*Task to complete:* Can you express each line of these records as a string in a JSON list, one string per line and blank lines omitted?

>> BEGIN Records for the task

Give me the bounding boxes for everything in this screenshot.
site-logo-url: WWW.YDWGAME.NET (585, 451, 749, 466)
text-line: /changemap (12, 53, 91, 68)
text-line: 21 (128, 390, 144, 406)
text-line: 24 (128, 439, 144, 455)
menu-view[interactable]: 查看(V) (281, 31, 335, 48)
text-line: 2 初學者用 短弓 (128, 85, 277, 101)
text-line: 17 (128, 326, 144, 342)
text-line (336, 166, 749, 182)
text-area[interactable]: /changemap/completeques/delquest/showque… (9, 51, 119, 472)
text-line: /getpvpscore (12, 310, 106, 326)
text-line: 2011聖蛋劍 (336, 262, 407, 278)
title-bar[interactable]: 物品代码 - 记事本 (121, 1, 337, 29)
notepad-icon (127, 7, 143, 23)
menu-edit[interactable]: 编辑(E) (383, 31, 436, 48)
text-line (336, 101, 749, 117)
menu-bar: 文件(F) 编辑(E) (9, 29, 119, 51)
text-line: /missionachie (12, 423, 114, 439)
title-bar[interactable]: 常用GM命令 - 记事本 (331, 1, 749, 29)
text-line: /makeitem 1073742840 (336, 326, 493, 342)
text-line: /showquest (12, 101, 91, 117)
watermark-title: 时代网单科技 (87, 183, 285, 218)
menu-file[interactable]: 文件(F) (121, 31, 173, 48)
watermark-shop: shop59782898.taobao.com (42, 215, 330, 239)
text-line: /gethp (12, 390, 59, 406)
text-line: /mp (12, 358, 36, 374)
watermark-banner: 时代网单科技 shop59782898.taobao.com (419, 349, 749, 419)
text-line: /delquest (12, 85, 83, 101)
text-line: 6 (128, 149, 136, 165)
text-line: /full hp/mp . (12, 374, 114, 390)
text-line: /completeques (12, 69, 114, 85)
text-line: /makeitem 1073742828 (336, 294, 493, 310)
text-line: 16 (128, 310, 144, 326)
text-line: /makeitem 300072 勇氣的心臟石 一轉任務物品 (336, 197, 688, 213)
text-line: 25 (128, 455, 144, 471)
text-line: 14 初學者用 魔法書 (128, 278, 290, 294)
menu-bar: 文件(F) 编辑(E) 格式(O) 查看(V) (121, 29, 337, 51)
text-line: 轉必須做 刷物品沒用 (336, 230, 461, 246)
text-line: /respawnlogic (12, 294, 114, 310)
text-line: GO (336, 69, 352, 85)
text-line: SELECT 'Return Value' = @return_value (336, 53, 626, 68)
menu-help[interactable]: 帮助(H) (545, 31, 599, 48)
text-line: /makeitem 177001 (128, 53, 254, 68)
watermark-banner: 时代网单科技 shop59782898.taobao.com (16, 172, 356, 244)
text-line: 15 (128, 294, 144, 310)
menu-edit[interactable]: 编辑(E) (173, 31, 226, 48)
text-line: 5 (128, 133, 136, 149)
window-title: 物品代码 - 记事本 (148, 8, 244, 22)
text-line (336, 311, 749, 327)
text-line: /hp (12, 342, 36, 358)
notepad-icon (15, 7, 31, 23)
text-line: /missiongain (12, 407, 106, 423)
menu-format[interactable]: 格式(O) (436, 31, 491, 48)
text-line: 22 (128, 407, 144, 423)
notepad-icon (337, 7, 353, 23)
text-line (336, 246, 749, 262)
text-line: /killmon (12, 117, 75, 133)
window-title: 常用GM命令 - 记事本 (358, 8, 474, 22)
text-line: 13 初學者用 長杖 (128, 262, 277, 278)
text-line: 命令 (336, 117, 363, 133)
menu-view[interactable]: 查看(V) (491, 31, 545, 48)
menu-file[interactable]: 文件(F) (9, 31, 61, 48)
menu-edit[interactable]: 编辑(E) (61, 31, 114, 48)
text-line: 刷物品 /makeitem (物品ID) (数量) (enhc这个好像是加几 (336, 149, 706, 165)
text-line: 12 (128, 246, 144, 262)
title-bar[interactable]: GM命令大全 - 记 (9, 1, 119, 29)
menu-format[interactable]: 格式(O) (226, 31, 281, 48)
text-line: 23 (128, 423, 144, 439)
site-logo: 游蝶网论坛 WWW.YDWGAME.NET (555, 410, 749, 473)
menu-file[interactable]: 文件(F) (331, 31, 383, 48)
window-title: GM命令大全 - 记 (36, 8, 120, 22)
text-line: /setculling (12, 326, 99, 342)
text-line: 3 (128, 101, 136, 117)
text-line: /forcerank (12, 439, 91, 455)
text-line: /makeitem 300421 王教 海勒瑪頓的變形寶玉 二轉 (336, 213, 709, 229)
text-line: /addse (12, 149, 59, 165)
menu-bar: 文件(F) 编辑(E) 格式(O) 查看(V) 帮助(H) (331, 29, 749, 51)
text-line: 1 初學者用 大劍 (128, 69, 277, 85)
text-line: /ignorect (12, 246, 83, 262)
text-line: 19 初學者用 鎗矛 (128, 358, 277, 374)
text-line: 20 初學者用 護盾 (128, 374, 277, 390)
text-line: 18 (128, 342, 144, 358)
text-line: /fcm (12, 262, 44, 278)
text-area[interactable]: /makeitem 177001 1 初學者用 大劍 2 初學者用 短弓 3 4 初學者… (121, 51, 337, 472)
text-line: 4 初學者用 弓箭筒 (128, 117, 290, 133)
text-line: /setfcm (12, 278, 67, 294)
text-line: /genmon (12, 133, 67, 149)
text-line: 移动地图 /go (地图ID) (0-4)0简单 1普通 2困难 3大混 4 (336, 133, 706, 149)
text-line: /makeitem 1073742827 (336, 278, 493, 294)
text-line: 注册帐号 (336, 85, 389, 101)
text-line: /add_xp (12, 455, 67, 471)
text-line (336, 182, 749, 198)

>> END Records for the task

*Written solution:*
[
  "Give me the bounding boxes for everything in this screenshot.",
  "site-logo-url: WWW.YDWGAME.NET (585, 451, 749, 466)",
  "text-line: /changemap (12, 53, 91, 68)",
  "text-line: 21 (128, 390, 144, 406)",
  "text-line: 24 (128, 439, 144, 455)",
  "menu-view[interactable]: 查看(V) (281, 31, 335, 48)",
  "text-line: 2 初學者用 短弓 (128, 85, 277, 101)",
  "text-line: 17 (128, 326, 144, 342)",
  "text-line (336, 166, 749, 182)",
  "text-area[interactable]: /changemap/completeques/delquest/showque… (9, 51, 119, 472)",
  "text-line: /getpvpscore (12, 310, 106, 326)",
  "text-line: 2011聖蛋劍 (336, 262, 407, 278)",
  "title-bar[interactable]: 物品代码 - 记事本 (121, 1, 337, 29)",
  "notepad-icon (127, 7, 143, 23)",
  "menu-edit[interactable]: 编辑(E) (383, 31, 436, 48)",
  "text-line (336, 101, 749, 117)",
  "menu-bar: 文件(F) 编辑(E) (9, 29, 119, 51)",
  "text-line: /missionachie (12, 423, 114, 439)",
  "title-bar[interactable]: 常用GM命令 - 记事本 (331, 1, 749, 29)",
  "text-line: /makeitem 1073742840 (336, 326, 493, 342)",
  "text-line: /showquest (12, 101, 91, 117)",
  "watermark-title: 时代网单科技 (87, 183, 285, 218)",
  "menu-file[interactable]: 文件(F) (121, 31, 173, 48)",
  "watermark-shop: shop59782898.taobao.com (42, 215, 330, 239)",
  "text-line: /gethp (12, 390, 59, 406)",
  "text-line: /mp (12, 358, 36, 374)",
  "watermark-banner: 时代网单科技 shop59782898.taobao.com (419, 349, 749, 419)",
  "text-line: /delquest (12, 85, 83, 101)",
  "text-line: 6 (128, 149, 136, 165)",
  "text-line: /full hp/mp . (12, 374, 114, 390)",
  "text-line: /completeques (12, 69, 114, 85)",
  "text-line: /makeitem 1073742828 (336, 294, 493, 310)",
  "text-line: 16 (128, 310, 144, 326)",
  "text-line: /makeitem 300072 勇氣的心臟石 一轉任務物品 (336, 197, 688, 213)",
  "text-line: 25 (128, 455, 144, 471)",
  "text-line: 14 初學者用 魔法書 (128, 278, 290, 294)",
  "menu-bar: 文件(F) 编辑(E) 格式(O) 查看(V) (121, 29, 337, 51)",
  "text-line: 轉必須做 刷物品沒用 (336, 230, 461, 246)",
  "text-line: /respawnlogic (12, 294, 114, 310)",
  "text-line: GO (336, 69, 352, 85)",
  "text-line: SELECT 'Return Value' = @return_value (336, 53, 626, 68)",
  "menu-help[interactable]: 帮助(H) (545, 31, 599, 48)",
  "text-line: /makeitem 177001 (128, 53, 254, 68)",
  "watermark-banner: 时代网单科技 shop59782898.taobao.com (16, 172, 356, 244)",
  "text-line: 15 (128, 294, 144, 310)",
  "menu-edit[interactable]: 编辑(E) (173, 31, 226, 48)",
  "text-line: 5 (128, 133, 136, 149)",
  "window-title: 物品代码 - 记事本 (148, 8, 244, 22)",
  "text-line (336, 311, 749, 327)",
  "text-line: /hp (12, 342, 36, 358)",
  "notepad-icon (15, 7, 31, 23)",
  "text-line: /missiongain (12, 407, 106, 423)",
  "menu-format[interactable]: 格式(O) (436, 31, 491, 48)",
  "text-line: 22 (128, 407, 144, 423)",
  "notepad-icon (337, 7, 353, 23)",
  "text-line (336, 246, 749, 262)",
  "text-line: /killmon (12, 117, 75, 133)",
  "window-title: 常用GM命令 - 记事本 (358, 8, 474, 22)",
  "text-line: 13 初學者用 長杖 (128, 262, 277, 278)",
  "text-line: 命令 (336, 117, 363, 133)",
  "menu-view[interactable]: 查看(V) (491, 31, 545, 48)",
  "menu-file[interactable]: 文件(F) (9, 31, 61, 48)",
  "menu-edit[interactable]: 编辑(E) (61, 31, 114, 48)",
  "text-line: 刷物品 /makeitem (物品ID) (数量) (enhc这个好像是加几 (336, 149, 706, 165)",
  "text-line: 12 (128, 246, 144, 262)",
  "title-bar[interactable]: GM命令大全 - 记 (9, 1, 119, 29)",
  "menu-format[interactable]: 格式(O) (226, 31, 281, 48)",
  "text-line: 23 (128, 423, 144, 439)",
  "site-logo: 游蝶网论坛 WWW.YDWGAME.NET (555, 410, 749, 473)",
  "menu-file[interactable]: 文件(F) (331, 31, 383, 48)",
  "window-title: GM命令大全 - 记 (36, 8, 120, 22)",
  "text-line: /setculling (12, 326, 99, 342)",
  "text-line: 3 (128, 101, 136, 117)",
  "text-line: /forcerank (12, 439, 91, 455)",
  "text-line: /makeitem 300421 王教 海勒瑪頓的變形寶玉 二轉 (336, 213, 709, 229)",
  "text-line: /addse (12, 149, 59, 165)",
  "menu-bar: 文件(F) 编辑(E) 格式(O) 查看(V) 帮助(H) (331, 29, 749, 51)",
  "text-line: 1 初學者用 大劍 (128, 69, 277, 85)",
  "text-line: /ignorect (12, 246, 83, 262)",
  "text-line: 19 初學者用 鎗矛 (128, 358, 277, 374)",
  "text-line: 20 初學者用 護盾 (128, 374, 277, 390)",
  "text-line: 18 (128, 342, 144, 358)",
  "text-line: /fcm (12, 262, 44, 278)",
  "text-area[interactable]: /makeitem 177001 1 初學者用 大劍 2 初學者用 短弓 3 4 初學者… (121, 51, 337, 472)",
  "text-line: 4 初學者用 弓箭筒 (128, 117, 290, 133)",
  "text-line: /setfcm (12, 278, 67, 294)",
  "text-line: /genmon (12, 133, 67, 149)",
  "text-line: 移动地图 /go (地图ID) (0-4)0简单 1普通 2困难 3大混 4 (336, 133, 706, 149)",
  "text-line: /makeitem 1073742827 (336, 278, 493, 294)",
  "text-line: 注册帐号 (336, 85, 389, 101)",
  "text-line: /add_xp (12, 455, 67, 471)",
  "text-line (336, 182, 749, 198)"
]